[Start Data extract]
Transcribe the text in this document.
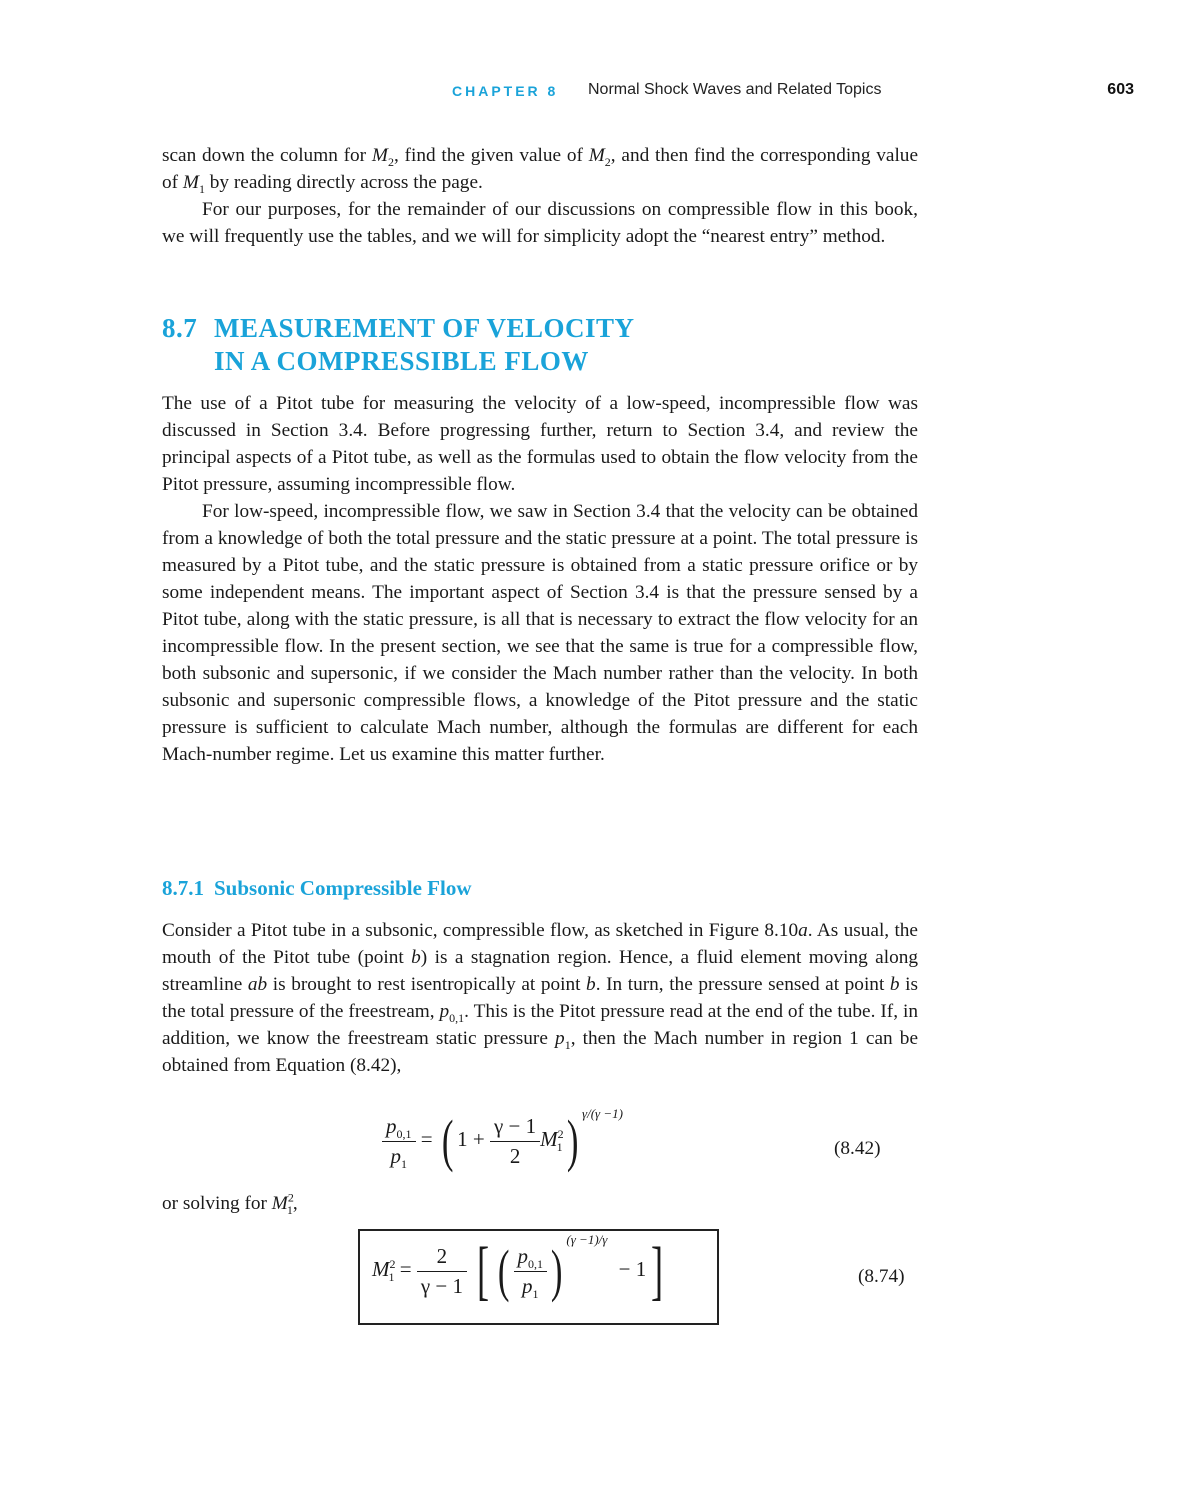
CHAPTER 8 Normal Shock Waves and Related Topics	603

scan down the column for $M_2$, find the given value of $M_2$, and then find the corresponding value of $M_1$ by reading directly across the page.

For our purposes, for the remainder of our discussions on compressible flow in this book, we will frequently use the tables, and we will for simplicity adopt the “nearest entry” method.

8.7 MEASUREMENT OF VELOCITY
IN A COMPRESSIBLE FLOW

The use of a Pitot tube for measuring the velocity of a low-speed, incompressible flow was discussed in Section 3.4. Before progressing further, return to Section 3.4, and review the principal aspects of a Pitot tube, as well as the formulas used to obtain the flow velocity from the Pitot pressure, assuming incompressible flow.

For low-speed, incompressible flow, we saw in Section 3.4 that the velocity can be obtained from a knowledge of both the total pressure and the static pressure at a point. The total pressure is measured by a Pitot tube, and the static pressure is obtained from a static pressure orifice or by some independent means. The important aspect of Section 3.4 is that the pressure sensed by a Pitot tube, along with the static pressure, is all that is necessary to extract the flow velocity for an incompressible flow. In the present section, we see that the same is true for a compressible flow, both subsonic and supersonic, if we consider the Mach number rather than the velocity. In both subsonic and supersonic compressible flows, a knowledge of the Pitot pressure and the static pressure is sufficient to calculate Mach number, although the formulas are different for each Mach-number regime. Let us examine this matter further.

8.7.1 Subsonic Compressible Flow

Consider a Pitot tube in a subsonic, compressible flow, as sketched in Figure 8.10a. As usual, the mouth of the Pitot tube (point b) is a stagnation region. Hence, a fluid element moving along streamline ab is brought to rest isentropically at point b. In turn, the pressure sensed at point b is the total pressure of the freestream, $p_{0,1}$. This is the Pitot pressure read at the end of the tube. If, in addition, we know the freestream static pressure $p_1$, then the Mach number in region 1 can be obtained from Equation (8.42),

$\frac{p_{0,1}}{p_1}$ = ( $1 + \frac{\gamma - 1}{2} M^2_1$) $^{\gamma/(\gamma -1)}$
(8.42)

or solving for $M^2_1$,

$M^2_1 = \frac{2}{\gamma - 1}$ [ ( $\frac{p_{0,1}}{p_1}$ ) $^{(\gamma -1)/\gamma}$ − 1]	(8.74)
[End Data extract]
▶ **Written instruction**
Give the data again exactly as written, with all pictures left out.

▶ **Answer to this problem**
Transcribe the text in this document.
CHAPTER 8 Normal Shock Waves and Related Topics	603

scan down the column for $M_2$, find the given value of $M_2$, and then find the corresponding value of $M_1$ by reading directly across the page.

For our purposes, for the remainder of our discussions on compressible flow in this book, we will frequently use the tables, and we will for simplicity adopt the “nearest entry” method.

8.7 MEASUREMENT OF VELOCITY
IN A COMPRESSIBLE FLOW

The use of a Pitot tube for measuring the velocity of a low-speed, incompressible flow was discussed in Section 3.4. Before progressing further, return to Section 3.4, and review the principal aspects of a Pitot tube, as well as the formulas used to obtain the flow velocity from the Pitot pressure, assuming incompressible flow.

For low-speed, incompressible flow, we saw in Section 3.4 that the velocity can be obtained from a knowledge of both the total pressure and the static pressure at a point. The total pressure is measured by a Pitot tube, and the static pressure is obtained from a static pressure orifice or by some independent means. The important aspect of Section 3.4 is that the pressure sensed by a Pitot tube, along with the static pressure, is all that is necessary to extract the flow velocity for an incompressible flow. In the present section, we see that the same is true for a compressible flow, both subsonic and supersonic, if we consider the Mach number rather than the velocity. In both subsonic and supersonic compressible flows, a knowledge of the Pitot pressure and the static pressure is sufficient to calculate Mach number, although the formulas are different for each Mach-number regime. Let us examine this matter further.

8.7.1 Subsonic Compressible Flow

Consider a Pitot tube in a subsonic, compressible flow, as sketched in Figure 8.10a. As usual, the mouth of the Pitot tube (point b) is a stagnation region. Hence, a fluid element moving along streamline ab is brought to rest isentropically at point b. In turn, the pressure sensed at point b is the total pressure of the freestream, $p_{0,1}$. This is the Pitot pressure read at the end of the tube. If, in addition, we know the freestream static pressure $p_1$, then the Mach number in region 1 can be obtained from Equation (8.42),

$\frac{p_{0,1}}{p_1}$ = ( $1 + \frac{\gamma - 1}{2} M^2_1$) $^{\gamma/(\gamma -1)}$
(8.42)

or solving for $M^2_1$,

$M^2_1 = \frac{2}{\gamma - 1}$ [ ( $\frac{p_{0,1}}{p_1}$ ) $^{(\gamma -1)/\gamma}$ − 1]	(8.74)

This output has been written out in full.